── PASSAGE TO READ ──

For many of us, the COVID-19 pandemic has dramatically changed the last two months of our lives, and the video game and entertainment industries have certainly felt its effects. We've seen the cancellation of major gaming events like E3 and Gamescom and the delay of big budget AAA games like The Last of Us 2. But the gaming community has shown us that it has kindness, resilience, and ingenuity in spades, as many developers, esports pros, and indie studios have put forth time and money to help support relief efforts.
Sure, we planned on being at cons this spring and summer, waiting with bated breath for next-gen news, or taking breaks from sunbathing to enjoy the latest big release. But times have changed, and it's certainly heartening to see how many members of this global community have stepped up to help get us through this strange point in history.
Large developers are donating funds to coronavirus relief efforts, video games are being used as research tools, and the processing power of gaming computers are helping fight COVID-19. A famous voice actor is donating his iconic voice to the cause, offering Cameos that will fund coronavirus relief efforts. And many studios are offering their games for free or at extreme discounts to help make our time at home more enjoyable (for the full list of free games, head here). Seeing how the industry has come together to provide support is inspiring, and helps the days seem a little less long.
Here are some of the many ways the gaming community has stepped up to help support COVID-19 relief efforts.
Bethesda donates $1 million to COVID-19 relief efforts
As we recently reported, Bethesda is joining the ranks of other video game devs, companies, and community members in the fight against COVID- 19. The publisher behind Fallout and Elder Scrolls is donate $1,000,000 to organizations and charities that are working hard on the front lines. According to Bethesda's official announcement, $500,000 will go to Direct Relief, a charity that helps provide personal protective equipment to health care workers, $250,000 will go to UNICEF, and $250,000 will go to COVID-19 relief efforts in the community in which Bethesda employees work and live.
Sony's Play at Home Initiative donates $10 million to indie studios and offers Uncharted collection for free
As we recently reported, Sony's Play at Home Initiative is aimed at helping at-home gamers and indie developers alike. PS4 players can download the Uncharted: Nathan Drake Collection and the indie darling Journey for free between April 15 and May 5. Offering up big games like these for free will help those who are sheltering in place keep occupied from the safety of their homes. But the Play at Home Initiative isn't just about free games - Sony has also pledged $10 million to indie studios who have suffered in the face of COVID-19.

───

§ LIST OF TASKS
**A.** Write out the part of the gaming relief article from "Bethesda donates $1" to "work and live.".
**B.** Name every video game or game series mentioned in the gaming relief article.
**C.** Resume the gaming relief article after its last sentence.
The listing is separate material with no connection to the gaming relief article.

── STUDY MATERIAL ──

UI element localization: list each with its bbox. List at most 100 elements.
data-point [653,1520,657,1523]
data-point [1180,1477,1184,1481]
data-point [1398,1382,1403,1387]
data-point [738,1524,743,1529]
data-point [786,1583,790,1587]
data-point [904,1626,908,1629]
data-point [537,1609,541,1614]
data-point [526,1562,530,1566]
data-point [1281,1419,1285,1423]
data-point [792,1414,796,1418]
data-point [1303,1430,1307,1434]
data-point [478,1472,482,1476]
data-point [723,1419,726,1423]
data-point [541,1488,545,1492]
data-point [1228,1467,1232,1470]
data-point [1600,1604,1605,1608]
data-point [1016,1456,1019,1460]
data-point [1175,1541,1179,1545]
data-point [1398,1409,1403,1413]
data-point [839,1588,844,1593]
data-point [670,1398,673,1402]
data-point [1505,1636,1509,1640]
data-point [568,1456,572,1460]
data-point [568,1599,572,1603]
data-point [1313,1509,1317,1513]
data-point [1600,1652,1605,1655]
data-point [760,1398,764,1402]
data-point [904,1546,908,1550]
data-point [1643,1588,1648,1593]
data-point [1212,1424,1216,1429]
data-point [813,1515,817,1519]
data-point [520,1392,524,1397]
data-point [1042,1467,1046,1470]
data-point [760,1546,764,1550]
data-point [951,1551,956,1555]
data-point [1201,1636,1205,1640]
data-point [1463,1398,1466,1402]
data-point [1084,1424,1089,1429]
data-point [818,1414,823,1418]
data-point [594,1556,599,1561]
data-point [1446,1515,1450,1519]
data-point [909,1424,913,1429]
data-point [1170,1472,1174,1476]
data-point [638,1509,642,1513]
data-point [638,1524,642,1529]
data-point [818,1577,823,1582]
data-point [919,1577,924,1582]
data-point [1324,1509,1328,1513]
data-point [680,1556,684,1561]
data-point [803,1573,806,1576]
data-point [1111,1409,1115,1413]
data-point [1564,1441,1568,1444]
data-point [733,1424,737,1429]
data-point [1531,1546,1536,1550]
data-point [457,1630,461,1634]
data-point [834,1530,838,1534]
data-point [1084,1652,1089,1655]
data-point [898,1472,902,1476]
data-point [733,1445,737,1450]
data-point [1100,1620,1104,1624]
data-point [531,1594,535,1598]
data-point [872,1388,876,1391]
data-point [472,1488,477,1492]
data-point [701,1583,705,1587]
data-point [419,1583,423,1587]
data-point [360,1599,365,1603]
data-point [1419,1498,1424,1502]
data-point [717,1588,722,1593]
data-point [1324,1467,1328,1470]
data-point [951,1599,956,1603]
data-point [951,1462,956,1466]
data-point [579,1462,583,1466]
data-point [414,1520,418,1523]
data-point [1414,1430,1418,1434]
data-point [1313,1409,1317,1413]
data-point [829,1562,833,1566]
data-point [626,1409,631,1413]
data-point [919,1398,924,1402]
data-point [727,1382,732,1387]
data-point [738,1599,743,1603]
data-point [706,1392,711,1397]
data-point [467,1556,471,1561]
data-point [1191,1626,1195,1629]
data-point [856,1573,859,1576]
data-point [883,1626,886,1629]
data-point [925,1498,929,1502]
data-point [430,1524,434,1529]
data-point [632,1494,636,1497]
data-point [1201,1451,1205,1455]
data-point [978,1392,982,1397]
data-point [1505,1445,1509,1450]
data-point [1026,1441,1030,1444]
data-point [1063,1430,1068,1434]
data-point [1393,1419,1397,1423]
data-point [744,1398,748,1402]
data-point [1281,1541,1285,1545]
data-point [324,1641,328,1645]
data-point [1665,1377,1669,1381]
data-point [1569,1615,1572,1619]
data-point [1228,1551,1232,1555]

───

§ RESULTS FOR EACH TASK
**A.**
Bethesda donates $1 million to COVID-19 relief efforts
As we recently reported, Bethesda is joining the ranks of other video game devs, companies, and community members in the fight against COVID- 19. The publisher behind Fallout and Elder Scrolls is donate $1,000,000 to organizations and charities that are working hard on the front lines. According to Bethesda's official announcement, $500,000 will go to Direct Relief, a charity that helps provide personal protective equipment to health care workers, $250,000 will go to UNICEF, and $250,000 will go to COVID-19 relief efforts in the community in which Bethesda employees work and live.

**B.** The Last of Us 2, Fallout, Elder Scrolls, Uncharted: Nathan Drake Collection, Journey

**C.**
Rockstar donates 5% of Red Dead Online and GTA 5 revenue to coronavirus relief funds
Rockstar recently announced that a portion of the company's revenue from April and May will be sent to businesses and communities affected by the coronavirus. As GamesRadar+ reported, 5% of proceeds generated from in-game purchases in the wildly popular Red Dead Online and GTA Online will be donated. The official statement reads, "The Rockstar Games community is at the center of everything we do. We love seeing players immersed in exploration of our virtual worlds and connecting with each other through them. As our teams navigate these difficult times, we see our local communities across North America, the UK, India and beyond being deeply affected. Small businesses have closed their doors, and communities who rely on government-provided support that they cannot access are struggling. The road ahead will be challenging, and we want to help where we can."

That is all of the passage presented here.